* [Given problem]: Every entry below must appear again, exactly as written.

++++ Information provided ++++

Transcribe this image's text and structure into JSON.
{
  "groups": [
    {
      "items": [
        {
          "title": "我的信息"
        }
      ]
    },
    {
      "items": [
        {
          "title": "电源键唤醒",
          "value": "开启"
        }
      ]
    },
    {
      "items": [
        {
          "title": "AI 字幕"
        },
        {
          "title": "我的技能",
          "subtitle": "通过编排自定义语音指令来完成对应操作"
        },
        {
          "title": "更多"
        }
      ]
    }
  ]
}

++++

* [Response]:
Transcribe this image's text and structure into JSON.
{
  "groups": [
    {
      "items": [
        {
          "title": "我的信息"
        }
      ]
    },
    {
      "items": [
        {
          "title": "电源键唤醒",
          "value": "开启"
        }
      ]
    },
    {
      "items": [
        {
          "title": "AI 字幕"
        },
        {
          "title": "我的技能",
          "subtitle": "通过编排自定义语音指令来完成对应操作"
        },
        {
          "title": "更多"
        }
      ]
    }
  ]
}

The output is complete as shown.